• Work instructions:
Can you swap every "footer-swatch" in the rows below for "footer-color-block", change nothing else, and leave the pictures out?

◇ ◇ ◇

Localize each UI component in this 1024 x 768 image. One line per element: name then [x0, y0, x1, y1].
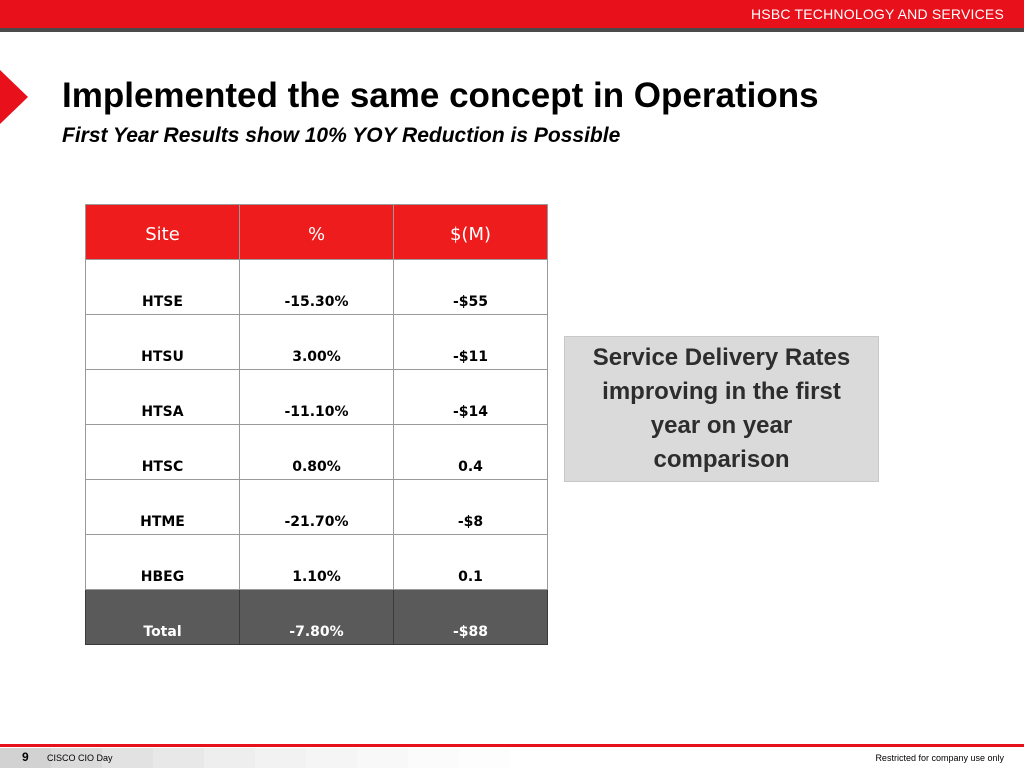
- callout-box: Service Delivery Rates improving in the …: [564, 336, 879, 482]
- percent-cell: -15.30%: [239, 259, 394, 315]
- percent-cell: -21.70%: [239, 479, 394, 535]
- site-cell: HTSE: [85, 259, 240, 315]
- percent-cell: -11.10%: [239, 369, 394, 425]
- site-cell: HTME: [85, 479, 240, 535]
- table-row: HTSU 3.00% -$11: [85, 314, 548, 370]
- percent-cell: 3.00%: [239, 314, 394, 370]
- table-total-row: Total -7.80% -$88: [85, 589, 548, 645]
- footer-rule: [0, 744, 1024, 747]
- column-header-amount: $(M): [393, 204, 548, 260]
- column-header-percent: %: [239, 204, 394, 260]
- site-cell: HTSU: [85, 314, 240, 370]
- table-header-row: Site % $(M): [85, 204, 548, 260]
- footer-swatch: [459, 748, 510, 768]
- footer-swatch: [357, 748, 408, 768]
- results-table: Site % $(M) HTSE -15.30% -$55 HTSU 3.00%…: [85, 204, 548, 645]
- footer-notice: Restricted for company use only: [875, 753, 1004, 763]
- footer-swatch: [306, 748, 357, 768]
- slide-marker: [0, 70, 28, 124]
- footer-swatch: [102, 748, 153, 768]
- site-cell: HTSA: [85, 369, 240, 425]
- amount-cell: 0.1: [393, 534, 548, 590]
- footer-event-label: CISCO CIO Day: [47, 753, 113, 763]
- table-row: HTSC 0.80% 0.4: [85, 424, 548, 480]
- footer-swatch: [0, 748, 51, 768]
- footer-swatch: [255, 748, 306, 768]
- column-header-site: Site: [85, 204, 240, 260]
- callout-text: Service Delivery Rates improving in the …: [592, 344, 851, 473]
- percent-cell: 1.10%: [239, 534, 394, 590]
- amount-cell: -$55: [393, 259, 548, 315]
- header-bar: HSBC TECHNOLOGY AND SERVICES: [0, 0, 1024, 28]
- site-cell: HTSC: [85, 424, 240, 480]
- slide-title: Implemented the same concept in Operatio…: [62, 76, 819, 115]
- footer-swatch: [153, 748, 204, 768]
- slide-subtitle: First Year Results show 10% YOY Reductio…: [62, 124, 621, 147]
- page-number: 9: [22, 750, 29, 764]
- table-row: HTSA -11.10% -$14: [85, 369, 548, 425]
- table-row: HTME -21.70% -$8: [85, 479, 548, 535]
- amount-cell: -$14: [393, 369, 548, 425]
- table-row: HBEG 1.10% 0.1: [85, 534, 548, 590]
- company-label: HSBC TECHNOLOGY AND SERVICES: [750, 6, 1004, 22]
- footer-swatch: [204, 748, 255, 768]
- footer-swatch: [51, 748, 102, 768]
- amount-cell: -$11: [393, 314, 548, 370]
- site-cell: HBEG: [85, 534, 240, 590]
- footer-swatch: [408, 748, 459, 768]
- total-amount-cell: -$88: [393, 589, 548, 645]
- footer-strip: [0, 748, 510, 768]
- table-row: HTSE -15.30% -$55: [85, 259, 548, 315]
- header-rule: [0, 28, 1024, 32]
- amount-cell: 0.4: [393, 424, 548, 480]
- percent-cell: 0.80%: [239, 424, 394, 480]
- total-percent-cell: -7.80%: [239, 589, 394, 645]
- amount-cell: -$8: [393, 479, 548, 535]
- total-label-cell: Total: [85, 589, 240, 645]
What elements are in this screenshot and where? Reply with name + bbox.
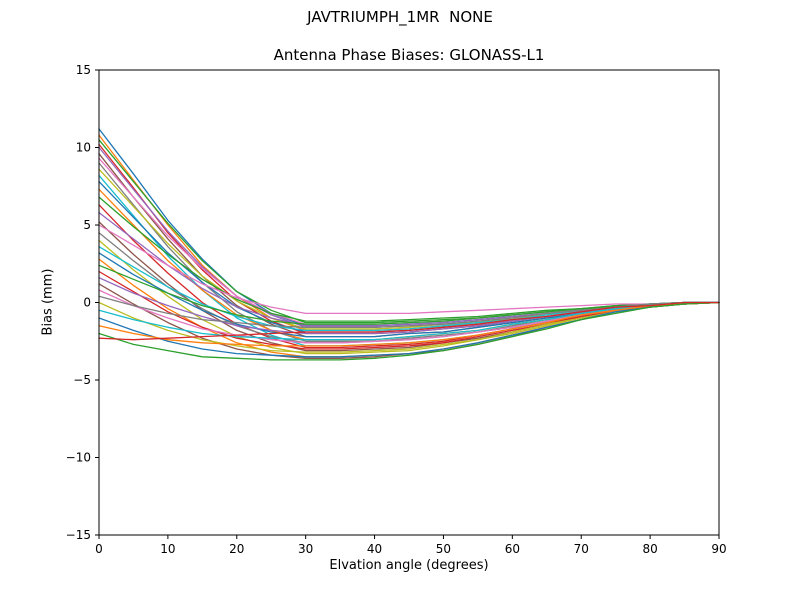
x-tick-label: 50 (436, 542, 451, 556)
y-tick-label: −5 (73, 373, 91, 387)
x-tick-label: 80 (642, 542, 657, 556)
x-tick-label: 20 (229, 542, 244, 556)
series-line (98, 162, 720, 342)
x-tick-label: 40 (367, 542, 382, 556)
series-line (98, 301, 720, 341)
series-line (98, 301, 720, 341)
y-tick-label: 10 (76, 141, 91, 155)
series-line (98, 139, 720, 324)
series-line (98, 146, 720, 328)
series-line (98, 301, 720, 361)
x-axis-label: Elvation angle (degrees) (329, 558, 489, 573)
x-tick-label: 10 (160, 542, 175, 556)
y-tick-label: −15 (66, 528, 91, 542)
x-tick-label: 30 (298, 542, 313, 556)
series-line (98, 224, 720, 315)
series-line (98, 289, 720, 344)
x-tick-label: 90 (711, 542, 726, 556)
series-line (98, 134, 720, 332)
y-tick-label: −10 (66, 451, 91, 465)
series-line (98, 128, 720, 327)
y-tick-label: 5 (83, 218, 91, 232)
y-axis-label: Bias (mm) (40, 268, 56, 336)
y-tick-label: 0 (83, 296, 91, 310)
series-line (98, 301, 720, 358)
x-tick-label: 70 (574, 542, 589, 556)
series-line (98, 301, 720, 347)
series-line (98, 196, 720, 322)
x-tick-label: 0 (95, 542, 103, 556)
y-tick-label: 15 (76, 63, 91, 77)
axes-title: Antenna Phase Biases: GLONASS-L1 (273, 46, 545, 64)
figure-title: JAVTRIUMPH_1MR NONE (307, 8, 493, 26)
x-tick-label: 60 (505, 542, 520, 556)
series-line (98, 174, 720, 347)
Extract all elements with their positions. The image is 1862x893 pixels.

◇ ◇ ◇

• The reply:
Localize each UI component in this 1024 x 768 image. One line per element: name then [x0, y0, x1, y1].
- callout-box: Service Delivery Rates improving in the …: [564, 336, 879, 482]
- percent-cell: -15.30%: [239, 259, 394, 315]
- percent-cell: -21.70%: [239, 479, 394, 535]
- site-cell: HTSE: [85, 259, 240, 315]
- percent-cell: -11.10%: [239, 369, 394, 425]
- site-cell: HTME: [85, 479, 240, 535]
- table-row: HTSU 3.00% -$11: [85, 314, 548, 370]
- percent-cell: 3.00%: [239, 314, 394, 370]
- table-total-row: Total -7.80% -$88: [85, 589, 548, 645]
- footer-rule: [0, 744, 1024, 747]
- column-header-amount: $(M): [393, 204, 548, 260]
- column-header-percent: %: [239, 204, 394, 260]
- site-cell: HTSU: [85, 314, 240, 370]
- table-header-row: Site % $(M): [85, 204, 548, 260]
- footer-color-block: [459, 748, 510, 768]
- footer-color-block: [357, 748, 408, 768]
- results-table: Site % $(M) HTSE -15.30% -$55 HTSU 3.00%…: [85, 204, 548, 645]
- footer-notice: Restricted for company use only: [875, 753, 1004, 763]
- footer-color-block: [306, 748, 357, 768]
- slide-marker: [0, 70, 28, 124]
- footer-color-block: [102, 748, 153, 768]
- site-cell: HTSA: [85, 369, 240, 425]
- amount-cell: 0.1: [393, 534, 548, 590]
- footer-event-label: CISCO CIO Day: [47, 753, 113, 763]
- table-row: HTSC 0.80% 0.4: [85, 424, 548, 480]
- footer-color-block: [0, 748, 51, 768]
- footer-color-block: [255, 748, 306, 768]
- column-header-site: Site: [85, 204, 240, 260]
- callout-text: Service Delivery Rates improving in the …: [592, 344, 851, 473]
- percent-cell: 1.10%: [239, 534, 394, 590]
- amount-cell: -$55: [393, 259, 548, 315]
- header-bar: HSBC TECHNOLOGY AND SERVICES: [0, 0, 1024, 28]
- site-cell: HTSC: [85, 424, 240, 480]
- slide-title: Implemented the same concept in Operatio…: [62, 76, 819, 115]
- footer-color-block: [153, 748, 204, 768]
- slide-subtitle: First Year Results show 10% YOY Reductio…: [62, 124, 621, 147]
- page-number: 9: [22, 750, 29, 764]
- table-row: HTSA -11.10% -$14: [85, 369, 548, 425]
- table-row: HTME -21.70% -$8: [85, 479, 548, 535]
- amount-cell: -$14: [393, 369, 548, 425]
- table-row: HBEG 1.10% 0.1: [85, 534, 548, 590]
- company-label: HSBC TECHNOLOGY AND SERVICES: [750, 6, 1004, 22]
- footer-color-block: [204, 748, 255, 768]
- footer-color-block: [51, 748, 102, 768]
- amount-cell: -$11: [393, 314, 548, 370]
- site-cell: HBEG: [85, 534, 240, 590]
- footer-color-block: [408, 748, 459, 768]
- total-amount-cell: -$88: [393, 589, 548, 645]
- footer-strip: [0, 748, 510, 768]
- table-row: HTSE -15.30% -$55: [85, 259, 548, 315]
- header-rule: [0, 28, 1024, 32]
- amount-cell: 0.4: [393, 424, 548, 480]
- percent-cell: 0.80%: [239, 424, 394, 480]
- total-percent-cell: -7.80%: [239, 589, 394, 645]
- amount-cell: -$8: [393, 479, 548, 535]
- total-label-cell: Total: [85, 589, 240, 645]
What elements are in this screenshot and where? Reply with name + bbox.
x-tick-label: 50 (436, 542, 451, 556)
y-tick-label: −5 (73, 373, 91, 387)
x-tick-label: 80 (642, 542, 657, 556)
x-tick-label: 20 (229, 542, 244, 556)
series-line (98, 162, 720, 342)
x-tick-label: 40 (367, 542, 382, 556)
series-line (98, 301, 720, 341)
series-line (98, 301, 720, 341)
y-tick-label: 10 (76, 141, 91, 155)
series-line (98, 139, 720, 324)
series-line (98, 146, 720, 328)
series-line (98, 301, 720, 361)
x-axis-label: Elvation angle (degrees) (329, 558, 489, 573)
x-tick-label: 10 (160, 542, 175, 556)
y-tick-label: −15 (66, 528, 91, 542)
x-tick-label: 30 (298, 542, 313, 556)
series-line (98, 224, 720, 315)
series-line (98, 289, 720, 344)
x-tick-label: 90 (711, 542, 726, 556)
series-line (98, 134, 720, 332)
y-tick-label: −10 (66, 451, 91, 465)
series-line (98, 128, 720, 327)
y-tick-label: 5 (83, 218, 91, 232)
y-axis-label: Bias (mm) (40, 268, 56, 336)
y-tick-label: 0 (83, 296, 91, 310)
series-line (98, 301, 720, 358)
x-tick-label: 70 (574, 542, 589, 556)
series-line (98, 301, 720, 347)
series-line (98, 196, 720, 322)
x-tick-label: 0 (95, 542, 103, 556)
y-tick-label: 15 (76, 63, 91, 77)
axes-title: Antenna Phase Biases: GLONASS-L1 (273, 46, 545, 64)
figure-title: JAVTRIUMPH_1MR NONE (307, 8, 493, 26)
x-tick-label: 60 (505, 542, 520, 556)
series-line (98, 174, 720, 347)
Extract all elements with their positions. The image is 1862x893 pixels.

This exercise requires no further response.